---------- Items

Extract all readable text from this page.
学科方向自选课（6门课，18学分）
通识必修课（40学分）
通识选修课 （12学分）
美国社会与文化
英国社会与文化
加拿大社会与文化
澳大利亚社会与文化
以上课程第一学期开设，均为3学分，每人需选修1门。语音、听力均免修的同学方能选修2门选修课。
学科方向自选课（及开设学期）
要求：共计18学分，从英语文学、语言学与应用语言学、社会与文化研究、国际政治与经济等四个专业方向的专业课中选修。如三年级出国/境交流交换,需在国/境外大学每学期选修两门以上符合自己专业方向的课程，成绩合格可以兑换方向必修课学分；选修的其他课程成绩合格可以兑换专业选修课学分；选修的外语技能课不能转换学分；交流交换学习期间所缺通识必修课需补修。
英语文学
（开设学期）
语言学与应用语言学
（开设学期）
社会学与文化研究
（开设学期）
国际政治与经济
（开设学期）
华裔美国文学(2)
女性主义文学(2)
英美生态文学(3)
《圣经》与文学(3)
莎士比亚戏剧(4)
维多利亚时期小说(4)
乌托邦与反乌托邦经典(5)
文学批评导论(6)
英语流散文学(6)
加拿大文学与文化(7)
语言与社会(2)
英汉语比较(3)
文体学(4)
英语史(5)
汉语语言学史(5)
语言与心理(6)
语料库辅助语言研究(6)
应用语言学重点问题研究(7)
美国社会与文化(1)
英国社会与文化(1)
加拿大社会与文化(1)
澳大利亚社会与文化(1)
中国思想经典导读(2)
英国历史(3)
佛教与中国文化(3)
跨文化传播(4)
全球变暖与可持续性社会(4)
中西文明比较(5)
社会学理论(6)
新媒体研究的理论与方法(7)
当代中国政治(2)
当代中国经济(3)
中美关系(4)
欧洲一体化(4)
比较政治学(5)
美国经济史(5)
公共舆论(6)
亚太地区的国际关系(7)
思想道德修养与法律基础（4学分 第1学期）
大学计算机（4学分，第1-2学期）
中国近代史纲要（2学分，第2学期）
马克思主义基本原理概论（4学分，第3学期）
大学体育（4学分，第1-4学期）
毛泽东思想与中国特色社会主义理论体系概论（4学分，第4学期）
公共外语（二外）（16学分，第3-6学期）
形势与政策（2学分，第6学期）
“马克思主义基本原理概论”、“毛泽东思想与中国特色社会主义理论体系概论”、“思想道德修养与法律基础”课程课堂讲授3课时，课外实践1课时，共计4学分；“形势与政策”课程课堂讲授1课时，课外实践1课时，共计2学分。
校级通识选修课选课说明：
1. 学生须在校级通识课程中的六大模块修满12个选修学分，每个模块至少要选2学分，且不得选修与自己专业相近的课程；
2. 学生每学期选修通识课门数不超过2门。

--------------------

▶ [Given task]
Show every line in the records above that contains the word "语言学与应用语言学".

▶ [Task answer]
要求：共计18学分，从英语文学、语言学与应用语言学、社会与文化研究、国际政治与经济等四个专业方向的专业课中选修。如三年级出国/境交流交换,需在国/境外大学每学期选修两门以上符合自己专业方向的课程，成绩合格可以兑换方向必修课学分；选修的其他课程成绩合格可以兑换专业选修课学分；选修的外语技能课不能转换学分；交流交换学习期间所缺通识必修课需补修。
语言学与应用语言学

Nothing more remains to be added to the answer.